> DIRECTIONS FOR THIS TASK:
Report the count of lines that carry the string "Camera", and add nothing.
-- START DATA TO USE --
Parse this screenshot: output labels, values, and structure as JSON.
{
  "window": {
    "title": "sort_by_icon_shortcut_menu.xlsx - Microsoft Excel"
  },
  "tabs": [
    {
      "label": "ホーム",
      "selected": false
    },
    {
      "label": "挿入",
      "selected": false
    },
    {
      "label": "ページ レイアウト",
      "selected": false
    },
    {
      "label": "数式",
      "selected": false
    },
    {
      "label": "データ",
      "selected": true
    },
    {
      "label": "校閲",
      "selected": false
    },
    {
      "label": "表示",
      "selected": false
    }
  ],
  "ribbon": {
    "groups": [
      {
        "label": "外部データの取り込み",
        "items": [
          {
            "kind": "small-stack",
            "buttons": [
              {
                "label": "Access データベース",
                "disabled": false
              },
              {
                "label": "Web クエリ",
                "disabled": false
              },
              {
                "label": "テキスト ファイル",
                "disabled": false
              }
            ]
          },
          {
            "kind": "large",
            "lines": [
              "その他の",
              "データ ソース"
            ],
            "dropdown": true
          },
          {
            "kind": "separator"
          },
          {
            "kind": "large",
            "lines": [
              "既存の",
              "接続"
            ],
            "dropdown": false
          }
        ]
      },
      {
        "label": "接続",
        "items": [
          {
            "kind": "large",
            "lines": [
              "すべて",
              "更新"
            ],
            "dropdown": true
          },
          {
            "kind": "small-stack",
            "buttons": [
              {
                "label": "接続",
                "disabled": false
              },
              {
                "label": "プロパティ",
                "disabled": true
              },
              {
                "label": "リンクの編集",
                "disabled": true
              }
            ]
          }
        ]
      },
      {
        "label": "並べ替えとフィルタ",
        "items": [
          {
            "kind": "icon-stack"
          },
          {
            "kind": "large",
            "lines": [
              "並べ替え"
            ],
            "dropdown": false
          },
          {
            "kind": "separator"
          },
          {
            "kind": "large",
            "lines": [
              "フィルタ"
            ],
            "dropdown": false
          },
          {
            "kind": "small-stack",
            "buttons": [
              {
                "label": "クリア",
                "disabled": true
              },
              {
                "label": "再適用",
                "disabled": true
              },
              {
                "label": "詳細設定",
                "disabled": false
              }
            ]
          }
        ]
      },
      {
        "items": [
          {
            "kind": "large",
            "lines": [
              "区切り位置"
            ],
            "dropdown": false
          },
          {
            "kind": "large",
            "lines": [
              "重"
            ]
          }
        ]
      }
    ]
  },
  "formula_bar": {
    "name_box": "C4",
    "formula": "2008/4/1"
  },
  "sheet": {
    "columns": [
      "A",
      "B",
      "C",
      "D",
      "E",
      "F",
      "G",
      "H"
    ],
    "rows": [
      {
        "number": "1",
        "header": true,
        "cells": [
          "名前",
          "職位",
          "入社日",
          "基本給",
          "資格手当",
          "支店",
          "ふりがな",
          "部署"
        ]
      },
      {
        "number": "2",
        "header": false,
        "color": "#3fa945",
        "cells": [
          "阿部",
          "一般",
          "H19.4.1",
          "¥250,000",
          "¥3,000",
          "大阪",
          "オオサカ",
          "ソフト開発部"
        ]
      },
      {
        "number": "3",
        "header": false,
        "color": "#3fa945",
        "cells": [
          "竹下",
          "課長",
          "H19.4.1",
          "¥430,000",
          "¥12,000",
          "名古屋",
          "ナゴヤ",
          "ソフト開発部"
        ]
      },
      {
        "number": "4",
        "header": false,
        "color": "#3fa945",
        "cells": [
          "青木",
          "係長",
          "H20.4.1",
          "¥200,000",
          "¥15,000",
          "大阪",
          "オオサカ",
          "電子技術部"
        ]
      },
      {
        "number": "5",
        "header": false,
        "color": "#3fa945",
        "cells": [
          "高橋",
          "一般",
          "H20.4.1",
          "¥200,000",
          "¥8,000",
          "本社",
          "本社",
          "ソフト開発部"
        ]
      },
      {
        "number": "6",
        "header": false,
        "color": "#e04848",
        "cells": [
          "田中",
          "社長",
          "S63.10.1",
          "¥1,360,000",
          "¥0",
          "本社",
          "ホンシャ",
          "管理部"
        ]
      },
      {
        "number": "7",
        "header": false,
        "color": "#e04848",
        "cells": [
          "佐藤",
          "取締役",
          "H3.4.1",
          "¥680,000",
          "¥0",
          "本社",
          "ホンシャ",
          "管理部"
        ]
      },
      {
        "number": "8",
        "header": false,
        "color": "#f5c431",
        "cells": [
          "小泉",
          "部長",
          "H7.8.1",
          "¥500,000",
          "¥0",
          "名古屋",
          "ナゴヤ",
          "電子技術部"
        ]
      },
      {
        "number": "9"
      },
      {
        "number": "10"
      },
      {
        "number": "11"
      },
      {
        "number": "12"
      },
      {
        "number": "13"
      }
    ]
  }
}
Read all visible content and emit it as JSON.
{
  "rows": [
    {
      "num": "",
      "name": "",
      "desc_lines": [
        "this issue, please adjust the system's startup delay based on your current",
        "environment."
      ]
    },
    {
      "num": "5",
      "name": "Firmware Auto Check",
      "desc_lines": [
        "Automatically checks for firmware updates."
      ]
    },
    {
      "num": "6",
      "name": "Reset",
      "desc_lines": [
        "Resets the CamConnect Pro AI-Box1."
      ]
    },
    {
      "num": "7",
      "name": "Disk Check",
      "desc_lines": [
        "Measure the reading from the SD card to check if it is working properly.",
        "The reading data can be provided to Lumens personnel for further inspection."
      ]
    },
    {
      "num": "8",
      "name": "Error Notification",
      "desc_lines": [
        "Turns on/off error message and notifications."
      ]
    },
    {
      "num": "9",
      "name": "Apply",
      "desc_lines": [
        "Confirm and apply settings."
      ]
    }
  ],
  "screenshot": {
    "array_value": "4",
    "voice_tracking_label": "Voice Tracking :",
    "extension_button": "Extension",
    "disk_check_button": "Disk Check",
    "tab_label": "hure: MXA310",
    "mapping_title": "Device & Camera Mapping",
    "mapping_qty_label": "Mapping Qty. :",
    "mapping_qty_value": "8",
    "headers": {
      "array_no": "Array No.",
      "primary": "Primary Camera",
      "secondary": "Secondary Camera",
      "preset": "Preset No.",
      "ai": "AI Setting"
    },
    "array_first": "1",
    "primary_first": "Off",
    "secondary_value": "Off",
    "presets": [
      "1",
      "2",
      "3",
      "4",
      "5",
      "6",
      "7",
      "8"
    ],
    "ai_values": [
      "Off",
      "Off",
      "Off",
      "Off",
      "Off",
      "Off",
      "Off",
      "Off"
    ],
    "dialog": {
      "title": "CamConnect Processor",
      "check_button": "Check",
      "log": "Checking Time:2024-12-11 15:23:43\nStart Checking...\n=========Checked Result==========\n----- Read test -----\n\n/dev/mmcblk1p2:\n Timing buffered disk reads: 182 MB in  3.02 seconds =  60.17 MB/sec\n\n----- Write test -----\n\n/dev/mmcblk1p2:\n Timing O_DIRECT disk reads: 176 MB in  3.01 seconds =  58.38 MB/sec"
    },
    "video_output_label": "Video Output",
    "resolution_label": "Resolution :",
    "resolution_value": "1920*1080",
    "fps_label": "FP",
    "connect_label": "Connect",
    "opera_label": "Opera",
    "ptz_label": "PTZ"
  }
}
-- END DATA TO USE --
> OUTPUT OF THE TASK:
3